Copy every line in the records below that contains the word "Analysis".

────

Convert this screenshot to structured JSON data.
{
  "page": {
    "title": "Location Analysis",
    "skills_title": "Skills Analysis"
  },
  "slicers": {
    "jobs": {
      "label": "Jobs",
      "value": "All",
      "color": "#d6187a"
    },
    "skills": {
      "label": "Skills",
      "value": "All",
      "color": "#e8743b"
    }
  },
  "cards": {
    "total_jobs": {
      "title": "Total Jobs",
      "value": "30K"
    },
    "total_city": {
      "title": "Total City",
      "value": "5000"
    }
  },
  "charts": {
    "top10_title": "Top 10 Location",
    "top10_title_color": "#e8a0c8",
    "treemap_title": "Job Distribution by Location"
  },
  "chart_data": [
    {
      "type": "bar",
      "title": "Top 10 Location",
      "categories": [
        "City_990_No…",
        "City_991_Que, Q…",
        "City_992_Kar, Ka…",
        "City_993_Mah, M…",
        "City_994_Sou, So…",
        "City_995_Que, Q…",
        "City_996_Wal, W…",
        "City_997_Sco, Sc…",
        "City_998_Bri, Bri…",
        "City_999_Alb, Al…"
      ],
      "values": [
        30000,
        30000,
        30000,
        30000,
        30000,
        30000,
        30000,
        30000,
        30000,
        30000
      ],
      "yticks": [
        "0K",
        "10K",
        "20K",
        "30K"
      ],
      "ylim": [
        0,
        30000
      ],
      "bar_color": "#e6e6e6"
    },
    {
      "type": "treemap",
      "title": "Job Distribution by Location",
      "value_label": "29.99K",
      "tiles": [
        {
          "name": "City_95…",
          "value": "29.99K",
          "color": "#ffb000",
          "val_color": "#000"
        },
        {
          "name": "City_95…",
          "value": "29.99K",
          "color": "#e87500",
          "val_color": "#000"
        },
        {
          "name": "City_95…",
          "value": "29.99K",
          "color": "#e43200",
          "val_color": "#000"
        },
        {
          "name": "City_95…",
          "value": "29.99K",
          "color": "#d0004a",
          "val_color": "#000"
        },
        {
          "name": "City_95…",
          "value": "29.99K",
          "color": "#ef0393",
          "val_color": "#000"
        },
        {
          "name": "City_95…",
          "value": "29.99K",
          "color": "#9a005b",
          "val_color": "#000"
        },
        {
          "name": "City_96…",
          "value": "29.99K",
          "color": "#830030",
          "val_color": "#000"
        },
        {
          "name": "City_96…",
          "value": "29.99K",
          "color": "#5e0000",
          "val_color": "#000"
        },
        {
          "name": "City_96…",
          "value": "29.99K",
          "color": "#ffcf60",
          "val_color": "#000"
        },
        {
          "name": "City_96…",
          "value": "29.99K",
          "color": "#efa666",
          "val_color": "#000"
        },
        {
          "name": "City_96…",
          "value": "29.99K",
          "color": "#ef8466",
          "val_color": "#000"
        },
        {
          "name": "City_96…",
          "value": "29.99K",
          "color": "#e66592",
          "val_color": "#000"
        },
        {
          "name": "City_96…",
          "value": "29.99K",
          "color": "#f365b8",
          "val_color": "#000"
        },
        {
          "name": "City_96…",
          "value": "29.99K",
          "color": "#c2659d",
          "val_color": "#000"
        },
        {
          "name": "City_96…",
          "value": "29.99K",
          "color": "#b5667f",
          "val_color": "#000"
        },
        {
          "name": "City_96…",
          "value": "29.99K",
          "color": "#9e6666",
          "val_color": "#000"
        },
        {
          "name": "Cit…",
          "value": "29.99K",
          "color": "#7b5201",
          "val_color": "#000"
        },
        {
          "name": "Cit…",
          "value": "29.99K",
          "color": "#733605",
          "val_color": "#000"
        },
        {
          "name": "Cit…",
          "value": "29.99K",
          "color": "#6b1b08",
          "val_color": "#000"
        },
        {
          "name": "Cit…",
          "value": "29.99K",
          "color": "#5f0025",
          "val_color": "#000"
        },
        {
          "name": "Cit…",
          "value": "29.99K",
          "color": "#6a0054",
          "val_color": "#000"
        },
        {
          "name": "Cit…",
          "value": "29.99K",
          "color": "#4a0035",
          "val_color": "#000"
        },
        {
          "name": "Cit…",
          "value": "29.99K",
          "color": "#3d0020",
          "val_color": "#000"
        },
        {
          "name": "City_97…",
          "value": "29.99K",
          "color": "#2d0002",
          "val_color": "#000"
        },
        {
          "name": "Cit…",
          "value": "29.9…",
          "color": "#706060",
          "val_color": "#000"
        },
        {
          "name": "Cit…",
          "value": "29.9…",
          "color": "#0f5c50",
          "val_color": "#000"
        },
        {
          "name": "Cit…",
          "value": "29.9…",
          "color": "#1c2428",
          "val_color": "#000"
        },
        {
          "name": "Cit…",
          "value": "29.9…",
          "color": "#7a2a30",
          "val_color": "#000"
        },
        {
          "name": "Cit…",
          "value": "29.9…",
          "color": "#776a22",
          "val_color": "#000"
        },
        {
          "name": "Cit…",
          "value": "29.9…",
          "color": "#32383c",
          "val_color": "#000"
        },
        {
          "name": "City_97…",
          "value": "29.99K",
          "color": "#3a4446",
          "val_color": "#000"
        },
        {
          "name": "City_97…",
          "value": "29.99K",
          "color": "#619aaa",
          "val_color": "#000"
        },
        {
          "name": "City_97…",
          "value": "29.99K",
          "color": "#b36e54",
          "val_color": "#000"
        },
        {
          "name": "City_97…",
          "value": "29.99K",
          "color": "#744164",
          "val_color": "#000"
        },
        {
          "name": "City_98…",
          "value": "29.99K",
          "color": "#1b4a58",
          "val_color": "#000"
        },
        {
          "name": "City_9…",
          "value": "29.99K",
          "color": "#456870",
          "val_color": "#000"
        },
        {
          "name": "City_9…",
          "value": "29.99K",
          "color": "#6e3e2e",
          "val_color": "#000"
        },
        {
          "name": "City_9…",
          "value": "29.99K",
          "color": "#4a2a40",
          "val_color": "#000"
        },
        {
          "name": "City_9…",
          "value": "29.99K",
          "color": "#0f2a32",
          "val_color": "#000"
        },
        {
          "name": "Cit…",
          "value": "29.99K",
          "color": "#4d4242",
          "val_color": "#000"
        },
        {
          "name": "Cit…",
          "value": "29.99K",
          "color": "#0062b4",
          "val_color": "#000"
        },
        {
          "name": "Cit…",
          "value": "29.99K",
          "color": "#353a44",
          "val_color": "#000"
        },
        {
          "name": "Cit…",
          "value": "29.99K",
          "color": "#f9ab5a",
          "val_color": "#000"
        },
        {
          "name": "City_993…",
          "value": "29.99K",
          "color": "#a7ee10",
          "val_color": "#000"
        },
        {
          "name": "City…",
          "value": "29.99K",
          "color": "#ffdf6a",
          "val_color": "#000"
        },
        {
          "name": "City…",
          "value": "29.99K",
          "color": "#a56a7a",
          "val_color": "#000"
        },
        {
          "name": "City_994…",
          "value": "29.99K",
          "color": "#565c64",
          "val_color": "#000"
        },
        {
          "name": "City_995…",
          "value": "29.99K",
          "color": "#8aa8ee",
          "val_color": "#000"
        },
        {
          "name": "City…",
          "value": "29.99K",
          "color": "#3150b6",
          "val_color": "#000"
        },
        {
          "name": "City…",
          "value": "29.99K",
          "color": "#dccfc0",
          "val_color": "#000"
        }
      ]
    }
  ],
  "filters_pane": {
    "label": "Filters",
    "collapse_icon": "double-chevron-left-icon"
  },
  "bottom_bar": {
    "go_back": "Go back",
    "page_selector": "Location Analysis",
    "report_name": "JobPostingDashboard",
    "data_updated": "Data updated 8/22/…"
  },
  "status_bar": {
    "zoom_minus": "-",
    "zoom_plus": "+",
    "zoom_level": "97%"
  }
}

────

#### [WRITTEN REPLY]
    "title": "Location Analysis",
    "skills_title": "Skills Analysis"
    "page_selector": "Location Analysis",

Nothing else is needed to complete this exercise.